● **RECORDS FOR THIS TASK**:
****************************************

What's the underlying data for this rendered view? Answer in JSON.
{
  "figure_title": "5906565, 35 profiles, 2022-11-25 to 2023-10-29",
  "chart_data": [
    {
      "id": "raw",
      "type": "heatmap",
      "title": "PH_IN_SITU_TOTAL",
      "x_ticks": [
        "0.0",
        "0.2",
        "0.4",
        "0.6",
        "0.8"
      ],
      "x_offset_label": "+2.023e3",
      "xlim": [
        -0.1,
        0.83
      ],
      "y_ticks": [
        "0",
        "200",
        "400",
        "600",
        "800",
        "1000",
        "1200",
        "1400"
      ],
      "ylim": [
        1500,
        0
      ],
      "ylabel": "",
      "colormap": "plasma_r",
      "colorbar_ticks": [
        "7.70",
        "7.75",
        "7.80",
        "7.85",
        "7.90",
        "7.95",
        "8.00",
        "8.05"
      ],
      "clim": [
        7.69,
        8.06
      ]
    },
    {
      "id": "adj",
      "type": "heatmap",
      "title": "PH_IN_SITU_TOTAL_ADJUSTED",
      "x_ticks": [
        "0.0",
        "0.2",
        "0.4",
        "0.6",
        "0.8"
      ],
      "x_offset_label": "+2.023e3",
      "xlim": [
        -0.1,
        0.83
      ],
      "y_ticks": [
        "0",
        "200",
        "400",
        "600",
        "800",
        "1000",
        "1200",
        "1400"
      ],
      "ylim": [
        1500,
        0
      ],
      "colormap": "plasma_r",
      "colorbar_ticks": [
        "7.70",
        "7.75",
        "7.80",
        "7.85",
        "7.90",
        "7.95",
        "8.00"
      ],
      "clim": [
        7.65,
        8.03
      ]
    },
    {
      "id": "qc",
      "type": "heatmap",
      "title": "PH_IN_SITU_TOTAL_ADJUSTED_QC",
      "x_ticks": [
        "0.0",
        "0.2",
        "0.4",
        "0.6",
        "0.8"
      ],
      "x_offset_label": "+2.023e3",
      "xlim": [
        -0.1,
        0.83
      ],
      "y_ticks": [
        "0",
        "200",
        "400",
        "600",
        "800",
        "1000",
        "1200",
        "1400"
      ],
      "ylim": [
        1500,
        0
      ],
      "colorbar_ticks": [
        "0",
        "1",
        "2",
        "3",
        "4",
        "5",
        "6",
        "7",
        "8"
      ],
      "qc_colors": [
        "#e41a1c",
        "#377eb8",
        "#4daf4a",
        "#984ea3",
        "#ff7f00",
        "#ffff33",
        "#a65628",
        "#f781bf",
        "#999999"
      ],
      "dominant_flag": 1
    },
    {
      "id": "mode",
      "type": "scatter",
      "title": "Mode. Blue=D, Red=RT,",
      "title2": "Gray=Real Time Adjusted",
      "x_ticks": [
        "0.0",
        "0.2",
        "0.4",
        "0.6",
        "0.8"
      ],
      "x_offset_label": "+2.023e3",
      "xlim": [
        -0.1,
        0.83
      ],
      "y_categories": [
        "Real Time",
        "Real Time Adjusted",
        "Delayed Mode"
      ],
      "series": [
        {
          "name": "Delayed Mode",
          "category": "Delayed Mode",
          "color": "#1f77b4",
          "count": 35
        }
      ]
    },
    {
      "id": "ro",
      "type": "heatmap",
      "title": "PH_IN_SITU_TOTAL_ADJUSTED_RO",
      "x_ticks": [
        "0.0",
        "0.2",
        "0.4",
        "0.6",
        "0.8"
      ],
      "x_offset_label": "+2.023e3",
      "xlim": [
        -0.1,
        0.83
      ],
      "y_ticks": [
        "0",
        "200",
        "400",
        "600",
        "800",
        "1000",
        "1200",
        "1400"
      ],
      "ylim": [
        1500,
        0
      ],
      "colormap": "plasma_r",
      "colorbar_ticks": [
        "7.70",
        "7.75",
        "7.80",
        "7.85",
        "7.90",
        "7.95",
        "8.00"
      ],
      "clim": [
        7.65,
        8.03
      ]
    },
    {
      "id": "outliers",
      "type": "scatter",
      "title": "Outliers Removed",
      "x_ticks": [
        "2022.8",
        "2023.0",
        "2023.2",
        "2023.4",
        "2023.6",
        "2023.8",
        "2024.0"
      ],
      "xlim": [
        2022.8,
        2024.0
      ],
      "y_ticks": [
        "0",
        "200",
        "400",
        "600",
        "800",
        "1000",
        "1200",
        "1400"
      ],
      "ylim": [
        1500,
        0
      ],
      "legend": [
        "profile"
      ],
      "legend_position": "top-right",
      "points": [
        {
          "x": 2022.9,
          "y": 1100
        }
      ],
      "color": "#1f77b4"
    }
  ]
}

****************************************

● **EXERCISE REQUIREMENTS**:
Take each line of the material that contains the word "Real" and list it.

● **RESPONSE TO THIS TASK**:
      "title2": "Gray=Real Time Adjusted",
        "Real Time",
        "Real Time Adjusted",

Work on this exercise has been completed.